## [RECORDS SUPPLIED]
====================
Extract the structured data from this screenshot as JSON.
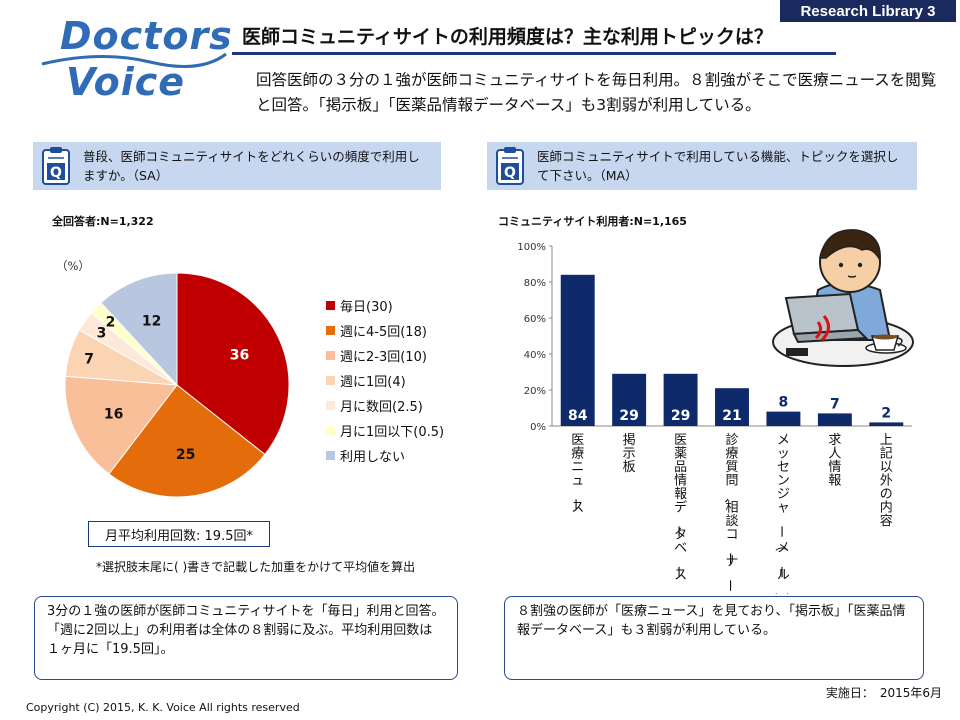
{
  "logo": {
    "line1": "Doctors",
    "line2": "Voice"
  },
  "badge": "Research Library 3",
  "title": "医師コミュニティサイトの利用頻度は？主な利用トピックは？",
  "summary": "回答医師の３分の１強が医師コミュニティサイトを毎日利用。８割強がそこで医療ニュースを閲覧と回答。「掲示板」「医薬品情報データベース」も3割弱が利用している。",
  "left_question": "普段、医師コミュニティサイトをどれくらいの頻度で利用しますか。（SA）",
  "right_question": "医師コミュニティサイトで利用している機能、トピックを選択して下さい。（MA）",
  "left_n": "全回答者:N=1,322",
  "right_n": "コミュニティサイト利用者:N=1,165",
  "pct_unit": "（%）",
  "avg_label": "月平均利用回数: 19.5回*",
  "footnote": "*選択肢末尾に( )書きで記載した加重をかけて平均値を算出",
  "left_comment": "3分の１強の医師が医師コミュニティサイトを「毎日」利用と回答。「週に2回以上」の利用者は全体の８割弱に及ぶ。平均利用回数は１ヶ月に「19.5回」。",
  "right_comment": "８割強の医師が「医療ニュース」を見ており、「掲示板」「医薬品情報データベース」も３割弱が利用している。",
  "copyright": "Copyright (C) 2015, K. K. Voice  All rights reserved",
  "survey_date": "実施日：　2015年6月",
  "chart_data": [
    {
      "type": "pie",
      "categories": [
        "毎日(30)",
        "週に4-5回(18)",
        "週に2-3回(10)",
        "週に1回(4)",
        "月に数回(2.5)",
        "月に1回以下(0.5)",
        "利用しない"
      ],
      "values": [
        36,
        25,
        16,
        7,
        3,
        2,
        12
      ],
      "value_labels": [
        "36",
        "25",
        "16",
        "7",
        "3",
        "2",
        "12"
      ],
      "colors": [
        "#c00000",
        "#e46c0a",
        "#f9bf99",
        "#fbd4b4",
        "#fde9d9",
        "#ffffcc",
        "#b8c7df"
      ],
      "legend": "right"
    },
    {
      "type": "bar",
      "categories": [
        "医療ニュース",
        "掲示板",
        "医薬品情報データベース",
        "診療質問、相談コーナー",
        "メッセンジャー（メール）",
        "求人情報",
        "上記以外の内容"
      ],
      "values": [
        84,
        29,
        29,
        21,
        8,
        7,
        2
      ],
      "value_labels": [
        "84",
        "29",
        "29",
        "21",
        "8",
        "7",
        "2"
      ],
      "y_ticks": [
        "0%",
        "20%",
        "40%",
        "60%",
        "80%",
        "100%"
      ],
      "ylim": [
        0,
        100
      ],
      "color": "#0f2a6b"
    }
  ]
}
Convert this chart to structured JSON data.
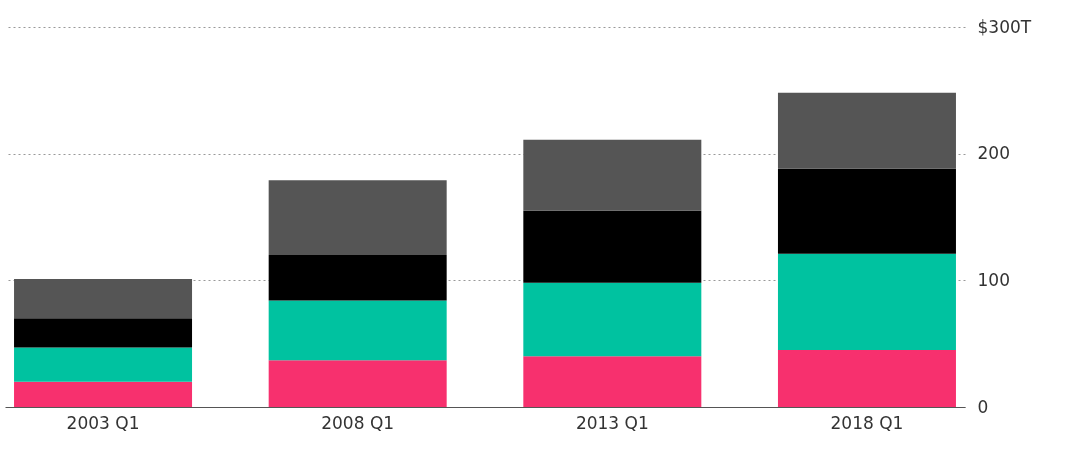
{
  "chart_data": {
    "type": "bar",
    "stacked": true,
    "categories": [
      "2003 Q1",
      "2008 Q1",
      "2013 Q1",
      "2018 Q1"
    ],
    "series": [
      {
        "color": "#f7306e",
        "values": [
          20,
          37,
          40,
          45
        ]
      },
      {
        "color": "#00c2a0",
        "values": [
          27,
          47,
          58,
          76
        ]
      },
      {
        "color": "#000000",
        "values": [
          23,
          36,
          57,
          67
        ]
      },
      {
        "color": "#555555",
        "values": [
          31,
          59,
          56,
          60
        ]
      }
    ],
    "ylim": [
      0,
      300
    ],
    "yticks": [
      0,
      100,
      200,
      {
        "value": 300,
        "label": "$300T"
      }
    ],
    "grid": "y",
    "legend": false
  }
}
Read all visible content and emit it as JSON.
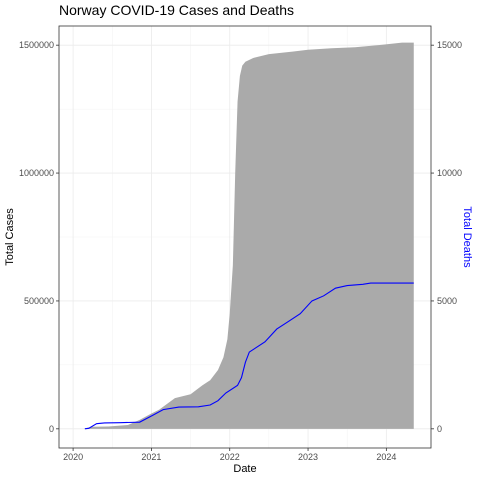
{
  "chart_data": {
    "type": "area",
    "title": "Norway COVID-19 Cases and Deaths",
    "xlabel": "Date",
    "ylabel": "Total Cases",
    "y2label": "Total Deaths",
    "xlim": [
      2019.82,
      2024.57
    ],
    "ylim": [
      -75000,
      1575000
    ],
    "y2lim": [
      -750,
      15750
    ],
    "x_ticks": [
      2020,
      2021,
      2022,
      2023,
      2024
    ],
    "x_tick_labels": [
      "2020",
      "2021",
      "2022",
      "2023",
      "2024"
    ],
    "y_ticks": [
      0,
      500000,
      1000000,
      1500000
    ],
    "y_tick_labels": [
      "0",
      "500000",
      "1000000",
      "1500000"
    ],
    "y2_ticks": [
      0,
      5000,
      10000,
      15000
    ],
    "y2_tick_labels": [
      "0",
      "5000",
      "10000",
      "15000"
    ],
    "grid": true,
    "series": [
      {
        "name": "Total Cases",
        "kind": "area",
        "color": "#aaaaaa",
        "axis": "left",
        "x": [
          2020.15,
          2020.25,
          2020.45,
          2020.7,
          2020.85,
          2021.0,
          2021.1,
          2021.3,
          2021.5,
          2021.65,
          2021.75,
          2021.85,
          2021.92,
          2021.97,
          2022.0,
          2022.04,
          2022.07,
          2022.1,
          2022.13,
          2022.16,
          2022.2,
          2022.3,
          2022.5,
          2022.8,
          2023.0,
          2023.3,
          2023.6,
          2023.9,
          2024.2,
          2024.35
        ],
        "y": [
          2000,
          8000,
          9000,
          15000,
          35000,
          60000,
          75000,
          120000,
          135000,
          170000,
          190000,
          230000,
          280000,
          350000,
          450000,
          640000,
          1000000,
          1280000,
          1380000,
          1420000,
          1435000,
          1450000,
          1465000,
          1475000,
          1482000,
          1488000,
          1492000,
          1500000,
          1510000,
          1510000
        ]
      },
      {
        "name": "Total Deaths",
        "kind": "line",
        "color": "#0000ff",
        "axis": "right",
        "x": [
          2020.15,
          2020.2,
          2020.3,
          2020.4,
          2020.6,
          2020.85,
          2021.0,
          2021.15,
          2021.35,
          2021.6,
          2021.75,
          2021.85,
          2021.95,
          2022.1,
          2022.15,
          2022.2,
          2022.25,
          2022.35,
          2022.45,
          2022.6,
          2022.75,
          2022.9,
          2023.05,
          2023.2,
          2023.35,
          2023.5,
          2023.7,
          2023.8,
          2024.0,
          2024.2,
          2024.35
        ],
        "y": [
          0,
          20,
          200,
          230,
          240,
          260,
          500,
          750,
          850,
          860,
          930,
          1100,
          1400,
          1700,
          2000,
          2600,
          3000,
          3200,
          3400,
          3900,
          4200,
          4500,
          5000,
          5200,
          5500,
          5600,
          5650,
          5700,
          5700,
          5700,
          5700
        ]
      }
    ]
  }
}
====================
## [SET EXERCISE]
Quote the material in full and exactly; do not carry over its pictures.

## [EXERCISE SOLUTION]
Extract the structured data from this screenshot as JSON.
{
  "logo": {
    "line1": "Doctors",
    "line2": "Voice"
  },
  "badge": "Research Library 3",
  "title": "医師コミュニティサイトの利用頻度は？主な利用トピックは？",
  "summary": "回答医師の３分の１強が医師コミュニティサイトを毎日利用。８割強がそこで医療ニュースを閲覧と回答。「掲示板」「医薬品情報データベース」も3割弱が利用している。",
  "left_question": "普段、医師コミュニティサイトをどれくらいの頻度で利用しますか。（SA）",
  "right_question": "医師コミュニティサイトで利用している機能、トピックを選択して下さい。（MA）",
  "left_n": "全回答者:N=1,322",
  "right_n": "コミュニティサイト利用者:N=1,165",
  "pct_unit": "（%）",
  "avg_label": "月平均利用回数: 19.5回*",
  "footnote": "*選択肢末尾に( )書きで記載した加重をかけて平均値を算出",
  "left_comment": "3分の１強の医師が医師コミュニティサイトを「毎日」利用と回答。「週に2回以上」の利用者は全体の８割弱に及ぶ。平均利用回数は１ヶ月に「19.5回」。",
  "right_comment": "８割強の医師が「医療ニュース」を見ており、「掲示板」「医薬品情報データベース」も３割弱が利用している。",
  "copyright": "Copyright (C) 2015, K. K. Voice  All rights reserved",
  "survey_date": "実施日：　2015年6月",
  "chart_data": [
    {
      "type": "pie",
      "categories": [
        "毎日(30)",
        "週に4-5回(18)",
        "週に2-3回(10)",
        "週に1回(4)",
        "月に数回(2.5)",
        "月に1回以下(0.5)",
        "利用しない"
      ],
      "values": [
        36,
        25,
        16,
        7,
        3,
        2,
        12
      ],
      "value_labels": [
        "36",
        "25",
        "16",
        "7",
        "3",
        "2",
        "12"
      ],
      "colors": [
        "#c00000",
        "#e46c0a",
        "#f9bf99",
        "#fbd4b4",
        "#fde9d9",
        "#ffffcc",
        "#b8c7df"
      ],
      "legend": "right"
    },
    {
      "type": "bar",
      "categories": [
        "医療ニュース",
        "掲示板",
        "医薬品情報データベース",
        "診療質問、相談コーナー",
        "メッセンジャー（メール）",
        "求人情報",
        "上記以外の内容"
      ],
      "values": [
        84,
        29,
        29,
        21,
        8,
        7,
        2
      ],
      "value_labels": [
        "84",
        "29",
        "29",
        "21",
        "8",
        "7",
        "2"
      ],
      "y_ticks": [
        "0%",
        "20%",
        "40%",
        "60%",
        "80%",
        "100%"
      ],
      "ylim": [
        0,
        100
      ],
      "color": "#0f2a6b"
    }
  ]
}
Convert this chart to structured JSON data.
{
  "chart_data": {
    "type": "bar",
    "stacked": true,
    "categories": [
      "2003 Q1",
      "2008 Q1",
      "2013 Q1",
      "2018 Q1"
    ],
    "series": [
      {
        "color": "#f7306e",
        "values": [
          20,
          37,
          40,
          45
        ]
      },
      {
        "color": "#00c2a0",
        "values": [
          27,
          47,
          58,
          76
        ]
      },
      {
        "color": "#000000",
        "values": [
          23,
          36,
          57,
          67
        ]
      },
      {
        "color": "#555555",
        "values": [
          31,
          59,
          56,
          60
        ]
      }
    ],
    "ylim": [
      0,
      300
    ],
    "yticks": [
      0,
      100,
      200,
      {
        "value": 300,
        "label": "$300T"
      }
    ],
    "grid": "y",
    "legend": false
  }
}
Read all visible content and emit it as JSON.
{
  "chart_data": {
    "type": "area",
    "title": "Norway COVID-19 Cases and Deaths",
    "xlabel": "Date",
    "ylabel": "Total Cases",
    "y2label": "Total Deaths",
    "xlim": [
      2019.82,
      2024.57
    ],
    "ylim": [
      -75000,
      1575000
    ],
    "y2lim": [
      -750,
      15750
    ],
    "x_ticks": [
      2020,
      2021,
      2022,
      2023,
      2024
    ],
    "x_tick_labels": [
      "2020",
      "2021",
      "2022",
      "2023",
      "2024"
    ],
    "y_ticks": [
      0,
      500000,
      1000000,
      1500000
    ],
    "y_tick_labels": [
      "0",
      "500000",
      "1000000",
      "1500000"
    ],
    "y2_ticks": [
      0,
      5000,
      10000,
      15000
    ],
    "y2_tick_labels": [
      "0",
      "5000",
      "10000",
      "15000"
    ],
    "grid": true,
    "series": [
      {
        "name": "Total Cases",
        "kind": "area",
        "color": "#aaaaaa",
        "axis": "left",
        "x": [
          2020.15,
          2020.25,
          2020.45,
          2020.7,
          2020.85,
          2021.0,
          2021.1,
          2021.3,
          2021.5,
          2021.65,
          2021.75,
          2021.85,
          2021.92,
          2021.97,
          2022.0,
          2022.04,
          2022.07,
          2022.1,
          2022.13,
          2022.16,
          2022.2,
          2022.3,
          2022.5,
          2022.8,
          2023.0,
          2023.3,
          2023.6,
          2023.9,
          2024.2,
          2024.35
        ],
        "y": [
          2000,
          8000,
          9000,
          15000,
          35000,
          60000,
          75000,
          120000,
          135000,
          170000,
          190000,
          230000,
          280000,
          350000,
          450000,
          640000,
          1000000,
          1280000,
          1380000,
          1420000,
          1435000,
          1450000,
          1465000,
          1475000,
          1482000,
          1488000,
          1492000,
          1500000,
          1510000,
          1510000
        ]
      },
      {
        "name": "Total Deaths",
        "kind": "line",
        "color": "#0000ff",
        "axis": "right",
        "x": [
          2020.15,
          2020.2,
          2020.3,
          2020.4,
          2020.6,
          2020.85,
          2021.0,
          2021.15,
          2021.35,
          2021.6,
          2021.75,
          2021.85,
          2021.95,
          2022.1,
          2022.15,
          2022.2,
          2022.25,
          2022.35,
          2022.45,
          2022.6,
          2022.75,
          2022.9,
          2023.05,
          2023.2,
          2023.35,
          2023.5,
          2023.7,
          2023.8,
          2024.0,
          2024.2,
          2024.35
        ],
        "y": [
          0,
          20,
          200,
          230,
          240,
          260,
          500,
          750,
          850,
          860,
          930,
          1100,
          1400,
          1700,
          2000,
          2600,
          3000,
          3200,
          3400,
          3900,
          4200,
          4500,
          5000,
          5200,
          5500,
          5600,
          5650,
          5700,
          5700,
          5700,
          5700
        ]
      }
    ]
  }
}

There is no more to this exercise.